TEXTE FOURNI:
○ ○ ○ ○ ○

Entre décembre et janvier dernier, la
rébellion est parvenue à contrôler les
trois quarts du territoire
centrafricain. « On peut se poser des
questions sur l’importance du matériel
dont ils disposent », réagit sur RFI
Roland Marchal, chercheur au CNRS et
spécialiste de la Centrafrique, pointant
également du doigt « la bonne
organisation militaire du groupe ».
L’expert « suspecte le concours d’autres
mouvements armés étrangers, notamment
venus du Darfour et du Tchad ».
« La Séléka a pris les armes en décembre
dernier et a alors entamé une
"reconquête" du pays. De nouveaux
accords de paix sont signés à
Libreville, le 11 janvier 2013. Un
gouvernement d’union nationale est
formé, incluant plusieurs personnalités
de la Séléka. Mais les rebelles ont de
nouveau repris les armes, mercredi 20
mars ». « Les clauses essentielles de
l'accord n'ont pas été respectées »,
estime Roland Marchal. Selon le
chercheur, « le président centrafricain
François Bozizé n’a pas mis en œuvre le
partage des pouvoirs, ni la clause
prévoyant l’intégration des insurgés
dans l’armée ». Les promesses faites
concernant la pacification n’ont pas non
plus été tenues. « Sur ce point, les
responsabilités sont beaucoup plus
partagées », commente Roland Marchal.
ICI AUSSI DE « BONS ISLAMISTES »
UTILES ? Mais
derrière ces forces centraficaines de la
Seleka se cachent d’autres
protagonistes.
« Rassemblement hétéroclite de
différentes factions rebelles » selon
l’APA,
Dans la galaxie
Seleka, on trouve aussi l'Union des
Forces Démocratiques pour le
Rassemblement (UFDR) de Michel Djetodia
qui guerroie contre Bozizé depuis 2006
dans le Nord Est. Djotodia, qui a été
consul au Soudan et est musulman – son
prénom de doit pas faire illusion -, « y
a conservé de solides amitiés utiles à
la Séléka aujourd'hui ».
On retrouve aussi dans cette galaxie
« le fameux général Koumtamadji qui a
été aux côtés de Kadhafi pendant ses
derniers mois »,
a « rejoint en décembre, selon
plusieurs sources, cette alliance.
Koumtamadji, proche de Patassé, a pris
les armes contre Bozizé depuis 2007 et
s'est rapproché de lui grâce à la
médiation libyenne pendant un temps ».
Le général Koumtamadji alias Abdoulaye
Miskine est dans cette alliance sous la
bannière de son mouvement le Front
Démocratique du Peuple Centrafricain
(FDPC).

○ ○ ○ ○ ○

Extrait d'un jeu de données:
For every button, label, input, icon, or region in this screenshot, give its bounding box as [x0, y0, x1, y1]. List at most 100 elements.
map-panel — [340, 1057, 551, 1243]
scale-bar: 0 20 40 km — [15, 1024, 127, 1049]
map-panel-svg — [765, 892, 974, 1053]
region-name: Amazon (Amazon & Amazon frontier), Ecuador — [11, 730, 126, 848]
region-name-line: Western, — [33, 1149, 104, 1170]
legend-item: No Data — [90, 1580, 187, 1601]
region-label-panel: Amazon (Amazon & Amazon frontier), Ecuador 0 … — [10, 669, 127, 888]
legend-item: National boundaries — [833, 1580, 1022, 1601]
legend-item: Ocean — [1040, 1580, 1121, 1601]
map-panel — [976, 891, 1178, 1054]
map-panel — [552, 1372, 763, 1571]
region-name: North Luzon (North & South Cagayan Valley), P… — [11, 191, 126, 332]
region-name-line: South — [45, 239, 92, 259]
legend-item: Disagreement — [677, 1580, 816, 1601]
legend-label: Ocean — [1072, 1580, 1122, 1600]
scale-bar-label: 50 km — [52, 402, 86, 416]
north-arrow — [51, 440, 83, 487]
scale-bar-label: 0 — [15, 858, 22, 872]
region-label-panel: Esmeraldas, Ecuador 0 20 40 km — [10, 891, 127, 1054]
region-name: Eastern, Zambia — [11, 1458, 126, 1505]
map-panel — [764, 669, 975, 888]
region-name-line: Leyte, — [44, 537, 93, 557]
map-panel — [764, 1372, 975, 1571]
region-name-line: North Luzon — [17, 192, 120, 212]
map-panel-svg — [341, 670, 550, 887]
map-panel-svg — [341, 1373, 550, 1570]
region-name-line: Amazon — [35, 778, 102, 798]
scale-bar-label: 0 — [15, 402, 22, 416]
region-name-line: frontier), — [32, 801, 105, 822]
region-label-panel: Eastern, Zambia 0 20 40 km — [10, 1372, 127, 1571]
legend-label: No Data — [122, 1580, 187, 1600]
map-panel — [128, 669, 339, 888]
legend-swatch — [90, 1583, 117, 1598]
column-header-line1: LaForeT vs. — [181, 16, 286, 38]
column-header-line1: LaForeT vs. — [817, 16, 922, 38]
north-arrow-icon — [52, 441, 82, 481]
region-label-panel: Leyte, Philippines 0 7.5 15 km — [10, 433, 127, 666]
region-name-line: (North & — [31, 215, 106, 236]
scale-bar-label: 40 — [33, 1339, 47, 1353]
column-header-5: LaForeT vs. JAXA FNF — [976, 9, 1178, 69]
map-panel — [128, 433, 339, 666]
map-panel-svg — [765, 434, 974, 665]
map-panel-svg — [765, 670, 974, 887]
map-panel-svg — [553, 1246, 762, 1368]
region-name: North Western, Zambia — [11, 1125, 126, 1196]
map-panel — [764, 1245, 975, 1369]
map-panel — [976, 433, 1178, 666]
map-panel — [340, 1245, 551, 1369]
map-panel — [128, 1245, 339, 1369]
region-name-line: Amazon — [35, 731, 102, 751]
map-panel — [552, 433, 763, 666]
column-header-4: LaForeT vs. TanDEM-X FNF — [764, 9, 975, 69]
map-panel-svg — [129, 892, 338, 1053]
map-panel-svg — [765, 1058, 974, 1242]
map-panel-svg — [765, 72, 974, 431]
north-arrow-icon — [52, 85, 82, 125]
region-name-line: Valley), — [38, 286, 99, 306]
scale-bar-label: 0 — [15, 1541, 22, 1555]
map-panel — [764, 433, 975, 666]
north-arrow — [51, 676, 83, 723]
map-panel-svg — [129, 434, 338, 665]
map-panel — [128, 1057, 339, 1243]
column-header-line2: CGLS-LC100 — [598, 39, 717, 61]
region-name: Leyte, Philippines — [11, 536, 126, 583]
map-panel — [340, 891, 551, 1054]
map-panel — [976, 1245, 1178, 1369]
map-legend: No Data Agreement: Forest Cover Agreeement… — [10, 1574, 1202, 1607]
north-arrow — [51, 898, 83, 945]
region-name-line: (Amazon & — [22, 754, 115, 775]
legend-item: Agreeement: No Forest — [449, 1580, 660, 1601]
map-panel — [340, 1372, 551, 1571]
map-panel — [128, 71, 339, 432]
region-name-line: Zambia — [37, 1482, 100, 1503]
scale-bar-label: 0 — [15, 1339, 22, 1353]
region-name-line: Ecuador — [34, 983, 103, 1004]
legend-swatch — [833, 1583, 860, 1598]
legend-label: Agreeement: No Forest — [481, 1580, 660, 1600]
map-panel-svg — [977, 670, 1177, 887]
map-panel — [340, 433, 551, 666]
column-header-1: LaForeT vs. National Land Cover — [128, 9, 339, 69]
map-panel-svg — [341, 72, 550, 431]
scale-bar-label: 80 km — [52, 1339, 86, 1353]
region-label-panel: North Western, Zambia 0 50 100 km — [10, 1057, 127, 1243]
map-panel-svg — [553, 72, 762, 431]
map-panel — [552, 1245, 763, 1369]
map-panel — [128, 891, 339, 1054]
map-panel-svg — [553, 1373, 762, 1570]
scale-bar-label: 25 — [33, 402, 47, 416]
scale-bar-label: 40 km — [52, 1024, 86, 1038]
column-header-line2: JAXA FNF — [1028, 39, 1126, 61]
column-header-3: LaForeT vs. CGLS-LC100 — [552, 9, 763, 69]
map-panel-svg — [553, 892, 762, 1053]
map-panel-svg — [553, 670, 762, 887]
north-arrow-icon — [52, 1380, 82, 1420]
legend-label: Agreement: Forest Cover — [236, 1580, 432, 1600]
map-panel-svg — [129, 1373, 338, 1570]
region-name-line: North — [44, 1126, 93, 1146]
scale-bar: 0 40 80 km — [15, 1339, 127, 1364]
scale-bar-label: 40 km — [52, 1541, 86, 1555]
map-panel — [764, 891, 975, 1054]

○ ○ ○ ○ ○

ÉNONCÉ: Prolongez le texte sur la rébellion de la Séléka en Centrafrique en reprenant après sa dernière phrase.

RÉPONSE:
Comme les Touaregs du MNLA,
instrumentalisés pour créer la crise
malienne qui a permis l’intervention de
l’OTAN avec la bénédiction de l’AFRICOM
américain, eux aussi anciens protégés de
la Jamahiriya libyenne, le FDPC a été
récupéré par les Occidentaux et en
particulier les Français de l’OTAN.
C’était cela ou mourir et la politique a
horreur du vide … Le
général Mahamat Moussa Dhaffane,
« ancien Président de la Croix rouge
centrafricaine, guerroie aussi dans
l'alliance sous la bannière de son
mouvement ; la Convention patriotique
pour la sauvegarde du Kodro (CSPK),
Kodro signifiant la patrie en langue
centrafricaine. Ce mouvement est de
création récente : juin 2012 ».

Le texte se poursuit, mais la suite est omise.